▸ Task objective: How many of these lines hold the string "title"? Answer with the number only.

▸ Listed records:
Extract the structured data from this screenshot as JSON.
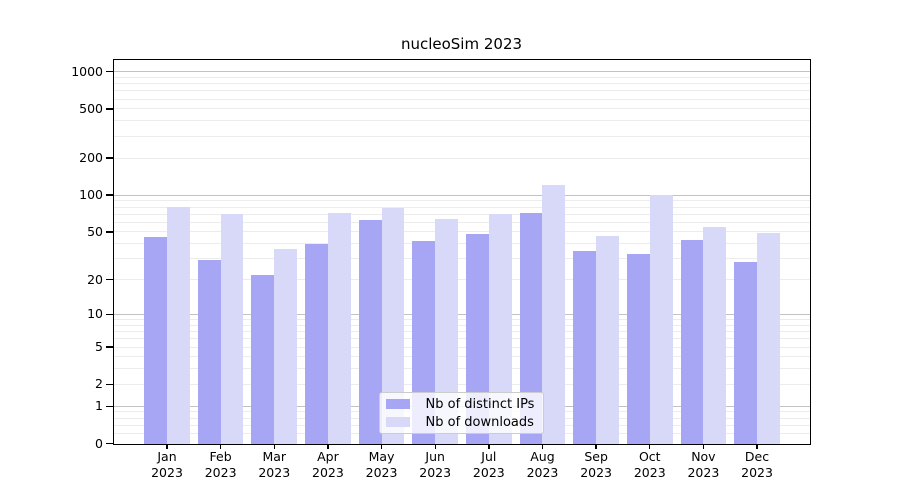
{
  "title": "nucleoSim 2023",
  "chart_data": {
    "type": "bar",
    "title": "nucleoSim 2023",
    "categories": [
      "Jan 2023",
      "Feb 2023",
      "Mar 2023",
      "Apr 2023",
      "May 2023",
      "Jun 2023",
      "Jul 2023",
      "Aug 2023",
      "Sep 2023",
      "Oct 2023",
      "Nov 2023",
      "Dec 2023"
    ],
    "series": [
      {
        "name": "Nb of distinct IPs",
        "color": "#a6a6f5",
        "values": [
          45,
          29,
          22,
          40,
          63,
          42,
          48,
          72,
          35,
          33,
          43,
          28
        ]
      },
      {
        "name": "Nb of downloads",
        "color": "#d8d8f9",
        "values": [
          80,
          70,
          36,
          72,
          78,
          64,
          70,
          120,
          46,
          100,
          55,
          49
        ]
      }
    ],
    "xlabel": "",
    "ylabel": "",
    "yscale": "log(value+1)",
    "ylim": [
      0,
      1270
    ],
    "y_ticks": [
      1000,
      500,
      200,
      100,
      50,
      20,
      10,
      5,
      2,
      1,
      0
    ],
    "grid": "horizontal major+minor",
    "legend_position": "lower center",
    "legend_entries": [
      "Nb of distinct IPs",
      "Nb of downloads"
    ]
  },
  "colors": {
    "major_grid": "#c2c2c2",
    "minor_grid": "#ececec",
    "spine": "#000000",
    "legend_border": "#cccccc"
  }
}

▸ Result: 2